WHAT THIS TASK INVOLVES:
Write each line out exactly, leaving none out.

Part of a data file
— start —

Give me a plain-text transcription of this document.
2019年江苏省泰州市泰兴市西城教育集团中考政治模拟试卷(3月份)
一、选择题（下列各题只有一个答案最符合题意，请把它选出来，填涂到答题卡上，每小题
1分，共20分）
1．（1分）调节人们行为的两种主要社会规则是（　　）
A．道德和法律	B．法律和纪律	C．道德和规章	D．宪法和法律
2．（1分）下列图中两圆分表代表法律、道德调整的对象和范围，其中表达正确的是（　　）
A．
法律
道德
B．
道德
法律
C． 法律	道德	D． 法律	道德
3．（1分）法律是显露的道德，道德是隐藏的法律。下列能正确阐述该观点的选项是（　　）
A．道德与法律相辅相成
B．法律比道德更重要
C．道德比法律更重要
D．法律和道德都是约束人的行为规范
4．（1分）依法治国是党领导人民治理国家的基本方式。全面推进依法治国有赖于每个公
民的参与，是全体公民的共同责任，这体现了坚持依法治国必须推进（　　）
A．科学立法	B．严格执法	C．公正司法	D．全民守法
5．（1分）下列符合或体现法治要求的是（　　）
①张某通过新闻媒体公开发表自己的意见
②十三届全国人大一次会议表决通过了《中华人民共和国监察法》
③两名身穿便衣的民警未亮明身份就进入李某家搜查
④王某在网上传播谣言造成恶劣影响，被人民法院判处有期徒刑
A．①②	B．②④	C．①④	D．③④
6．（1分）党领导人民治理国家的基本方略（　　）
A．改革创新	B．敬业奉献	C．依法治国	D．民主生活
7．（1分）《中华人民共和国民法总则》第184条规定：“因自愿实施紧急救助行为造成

— end —

FINISHED EXERCISE:
Give me a plain-text transcription of this document.
2019年江苏省泰州市泰兴市西城教育集团中考政治模拟试卷(3月份)
一、选择题（下列各题只有一个答案最符合题意，请把它选出来，填涂到答题卡上，每小题
1分，共20分）
1．（1分）调节人们行为的两种主要社会规则是（　　）
A．道德和法律	B．法律和纪律	C．道德和规章	D．宪法和法律
2．（1分）下列图中两圆分表代表法律、道德调整的对象和范围，其中表达正确的是（　　）
A．
法律
道德
B．
道德
法律
C． 法律	道德	D． 法律	道德
3．（1分）法律是显露的道德，道德是隐藏的法律。下列能正确阐述该观点的选项是（　　）
A．道德与法律相辅相成
B．法律比道德更重要
C．道德比法律更重要
D．法律和道德都是约束人的行为规范
4．（1分）依法治国是党领导人民治理国家的基本方式。全面推进依法治国有赖于每个公
民的参与，是全体公民的共同责任，这体现了坚持依法治国必须推进（　　）
A．科学立法	B．严格执法	C．公正司法	D．全民守法
5．（1分）下列符合或体现法治要求的是（　　）
①张某通过新闻媒体公开发表自己的意见
②十三届全国人大一次会议表决通过了《中华人民共和国监察法》
③两名身穿便衣的民警未亮明身份就进入李某家搜查
④王某在网上传播谣言造成恶劣影响，被人民法院判处有期徒刑
A．①②	B．②④	C．①④	D．③④
6．（1分）党领导人民治理国家的基本方略（　　）
A．改革创新	B．敬业奉献	C．依法治国	D．民主生活
7．（1分）《中华人民共和国民法总则》第184条规定：“因自愿实施紧急救助行为造成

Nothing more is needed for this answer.